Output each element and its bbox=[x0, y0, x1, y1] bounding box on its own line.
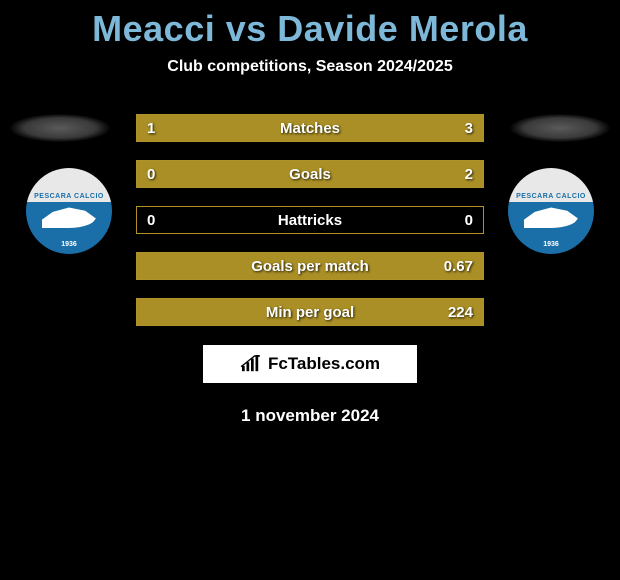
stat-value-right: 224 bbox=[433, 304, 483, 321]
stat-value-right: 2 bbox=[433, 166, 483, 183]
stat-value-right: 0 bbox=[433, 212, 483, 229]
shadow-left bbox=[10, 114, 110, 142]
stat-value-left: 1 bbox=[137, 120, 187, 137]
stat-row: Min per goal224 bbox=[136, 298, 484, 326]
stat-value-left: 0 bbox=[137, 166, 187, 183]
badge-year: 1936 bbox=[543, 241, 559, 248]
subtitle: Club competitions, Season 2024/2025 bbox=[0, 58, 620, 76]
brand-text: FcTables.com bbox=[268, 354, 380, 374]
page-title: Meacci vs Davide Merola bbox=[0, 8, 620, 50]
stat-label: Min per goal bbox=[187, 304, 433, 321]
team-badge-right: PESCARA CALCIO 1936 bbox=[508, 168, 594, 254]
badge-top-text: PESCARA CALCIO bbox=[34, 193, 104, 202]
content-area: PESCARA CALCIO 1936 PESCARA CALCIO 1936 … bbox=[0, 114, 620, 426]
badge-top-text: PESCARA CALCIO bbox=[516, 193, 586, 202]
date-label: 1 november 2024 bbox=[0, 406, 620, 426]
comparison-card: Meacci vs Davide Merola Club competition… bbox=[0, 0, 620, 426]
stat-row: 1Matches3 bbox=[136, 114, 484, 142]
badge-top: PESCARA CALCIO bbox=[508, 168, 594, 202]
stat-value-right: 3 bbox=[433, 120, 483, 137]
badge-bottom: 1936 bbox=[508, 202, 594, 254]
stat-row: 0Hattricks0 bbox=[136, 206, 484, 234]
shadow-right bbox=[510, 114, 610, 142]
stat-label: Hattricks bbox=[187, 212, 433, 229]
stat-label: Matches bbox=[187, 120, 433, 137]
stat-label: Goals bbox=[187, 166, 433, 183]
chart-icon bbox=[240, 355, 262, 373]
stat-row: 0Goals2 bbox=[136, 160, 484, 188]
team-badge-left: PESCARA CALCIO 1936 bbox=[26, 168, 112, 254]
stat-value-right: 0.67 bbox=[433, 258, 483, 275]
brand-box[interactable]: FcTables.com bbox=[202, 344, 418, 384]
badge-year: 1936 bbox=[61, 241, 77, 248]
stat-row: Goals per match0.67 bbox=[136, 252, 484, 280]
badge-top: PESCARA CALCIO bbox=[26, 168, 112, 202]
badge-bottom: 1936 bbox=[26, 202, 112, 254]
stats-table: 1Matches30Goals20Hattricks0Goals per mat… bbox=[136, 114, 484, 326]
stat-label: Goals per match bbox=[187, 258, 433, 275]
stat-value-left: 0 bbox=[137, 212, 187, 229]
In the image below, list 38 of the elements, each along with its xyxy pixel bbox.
---
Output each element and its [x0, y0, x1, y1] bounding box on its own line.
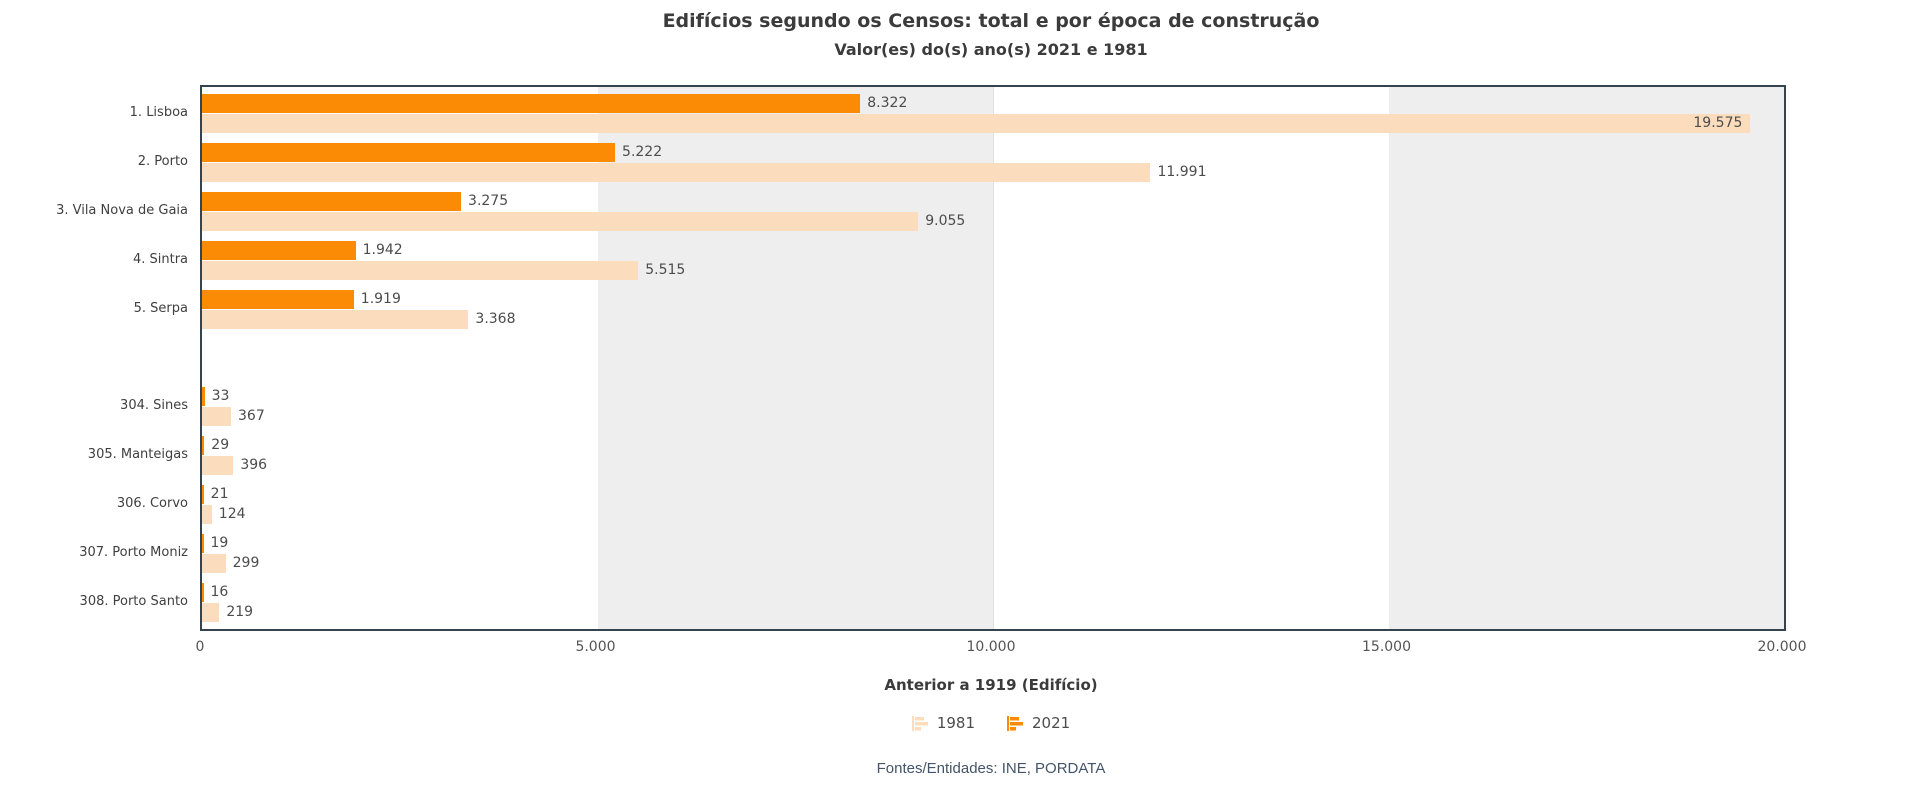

* The task
Rewrite the stretch of the material from the line containing "Output each element and its bbox=[x0, y0, x1, y1]" through the line containing "shadow-left bbox=[10, 114, 110, 142]", replacing "stat-value-right" with "right-stat-value" and changing nothing else. Leave out the pictures.

* Solution
Output each element and its bbox=[x0, y0, x1, y1] bounding box on its own line.
right-stat-value: 224 bbox=[433, 304, 483, 321]
right-stat-value: 2 bbox=[433, 166, 483, 183]
right-stat-value: 0 bbox=[433, 212, 483, 229]
shadow-left bbox=[10, 114, 110, 142]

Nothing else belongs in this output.